[Raw records]
▶
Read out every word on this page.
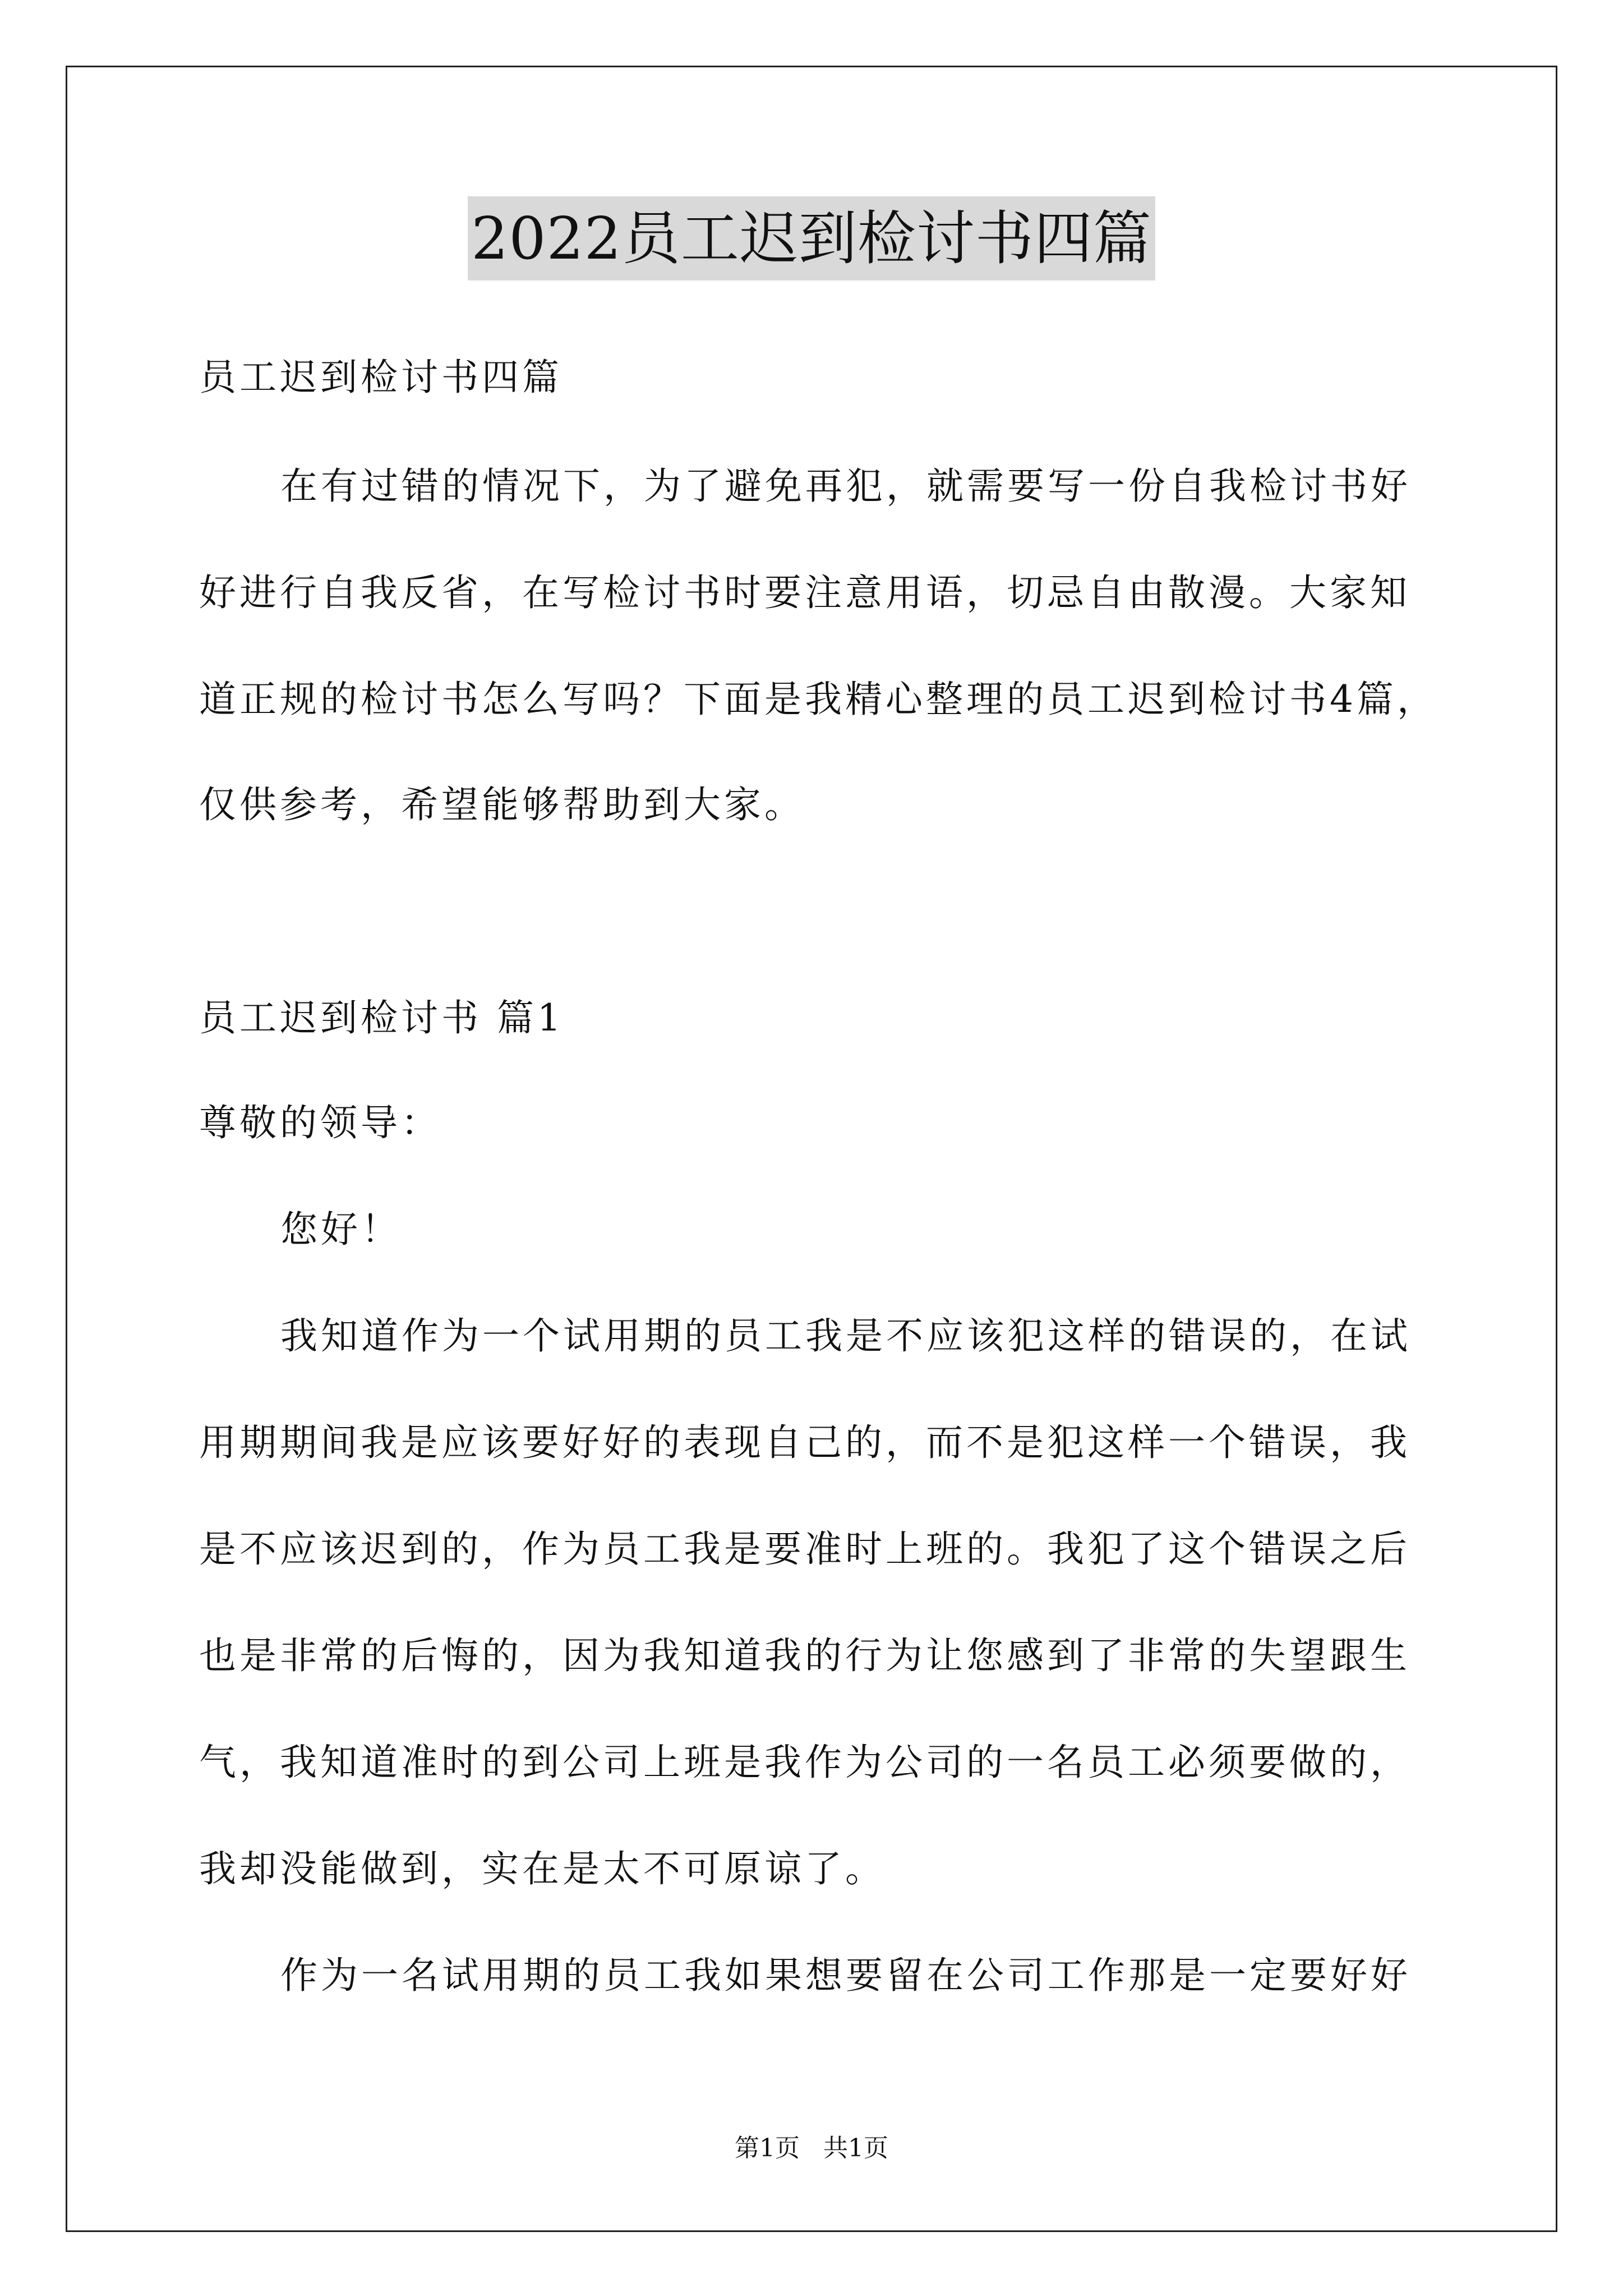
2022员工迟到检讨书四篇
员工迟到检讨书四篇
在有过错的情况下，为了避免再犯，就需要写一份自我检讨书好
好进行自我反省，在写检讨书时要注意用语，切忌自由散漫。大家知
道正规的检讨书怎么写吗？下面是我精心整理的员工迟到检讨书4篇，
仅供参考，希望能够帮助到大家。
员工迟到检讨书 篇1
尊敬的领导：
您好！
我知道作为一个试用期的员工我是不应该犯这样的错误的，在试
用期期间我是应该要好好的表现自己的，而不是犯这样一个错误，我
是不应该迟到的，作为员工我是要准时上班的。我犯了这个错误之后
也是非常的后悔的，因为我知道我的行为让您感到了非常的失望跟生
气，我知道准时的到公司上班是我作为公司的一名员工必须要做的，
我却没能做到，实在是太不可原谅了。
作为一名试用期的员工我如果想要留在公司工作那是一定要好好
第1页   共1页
◀
▶
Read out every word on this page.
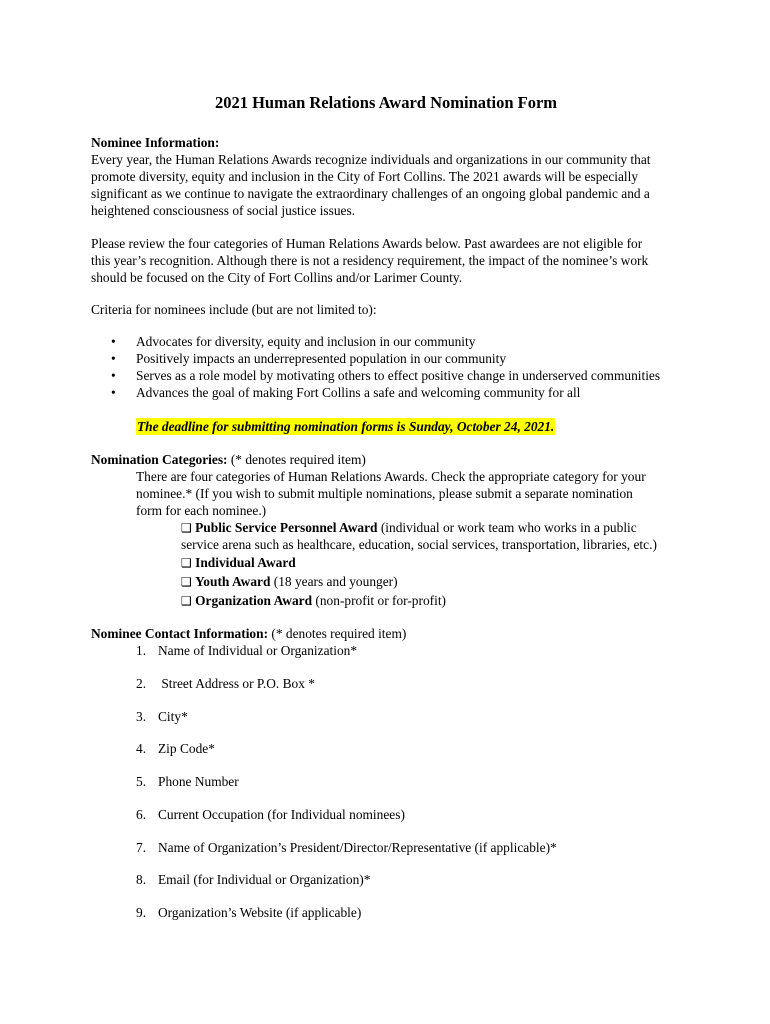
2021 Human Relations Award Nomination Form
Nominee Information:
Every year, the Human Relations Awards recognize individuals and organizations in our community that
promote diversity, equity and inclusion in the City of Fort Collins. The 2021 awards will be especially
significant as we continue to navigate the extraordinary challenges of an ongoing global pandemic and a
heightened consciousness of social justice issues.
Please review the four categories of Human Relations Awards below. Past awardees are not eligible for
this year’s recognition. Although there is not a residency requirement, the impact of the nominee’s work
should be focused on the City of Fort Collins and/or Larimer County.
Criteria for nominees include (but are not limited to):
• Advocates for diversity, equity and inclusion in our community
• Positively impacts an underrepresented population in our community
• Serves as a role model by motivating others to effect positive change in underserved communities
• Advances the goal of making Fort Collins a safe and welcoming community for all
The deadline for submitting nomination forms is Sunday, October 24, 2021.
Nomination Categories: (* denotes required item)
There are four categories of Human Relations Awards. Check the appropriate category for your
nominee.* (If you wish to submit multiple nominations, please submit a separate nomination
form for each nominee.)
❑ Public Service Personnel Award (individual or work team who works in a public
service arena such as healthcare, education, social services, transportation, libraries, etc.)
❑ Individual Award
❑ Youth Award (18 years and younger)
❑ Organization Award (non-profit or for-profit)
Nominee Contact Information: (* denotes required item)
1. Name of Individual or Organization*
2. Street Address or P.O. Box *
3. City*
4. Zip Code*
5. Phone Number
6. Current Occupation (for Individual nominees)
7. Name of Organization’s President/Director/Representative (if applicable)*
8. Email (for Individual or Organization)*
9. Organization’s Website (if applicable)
◀
▶
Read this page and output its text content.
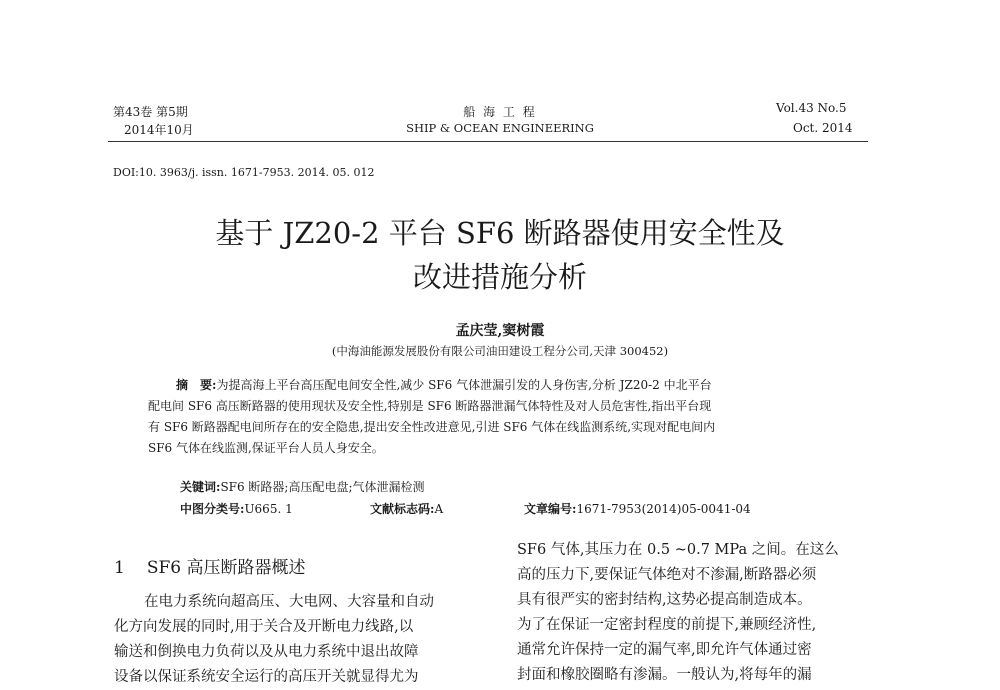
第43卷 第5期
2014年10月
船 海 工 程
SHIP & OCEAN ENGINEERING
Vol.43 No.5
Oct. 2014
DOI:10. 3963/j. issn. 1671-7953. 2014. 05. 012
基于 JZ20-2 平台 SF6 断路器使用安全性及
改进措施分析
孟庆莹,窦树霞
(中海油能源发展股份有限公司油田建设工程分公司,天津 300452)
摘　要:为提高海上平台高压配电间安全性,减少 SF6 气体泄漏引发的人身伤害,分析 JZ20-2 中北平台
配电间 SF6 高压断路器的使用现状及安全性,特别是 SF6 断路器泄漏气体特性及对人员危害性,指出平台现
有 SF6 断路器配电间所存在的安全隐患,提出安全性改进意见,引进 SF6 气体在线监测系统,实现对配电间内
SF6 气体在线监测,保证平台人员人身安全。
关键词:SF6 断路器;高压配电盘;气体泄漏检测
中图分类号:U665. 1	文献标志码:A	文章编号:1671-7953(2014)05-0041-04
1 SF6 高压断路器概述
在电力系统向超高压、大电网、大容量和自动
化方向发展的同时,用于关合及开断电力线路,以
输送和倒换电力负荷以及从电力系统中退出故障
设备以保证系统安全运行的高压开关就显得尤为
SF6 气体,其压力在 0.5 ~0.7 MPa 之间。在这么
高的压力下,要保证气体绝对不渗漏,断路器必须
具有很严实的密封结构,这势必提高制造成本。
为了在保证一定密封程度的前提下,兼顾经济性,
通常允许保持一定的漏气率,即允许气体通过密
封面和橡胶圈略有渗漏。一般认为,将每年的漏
◀
## SHORT PROBLEM
Locate all lines that include the word "City" and copy them out.

## CORRECT RESULT
promote diversity, equity and inclusion in the City of Fort Collins. The 2021 awards will be especially
should be focused on the City of Fort Collins and/or Larimer County.
3. City*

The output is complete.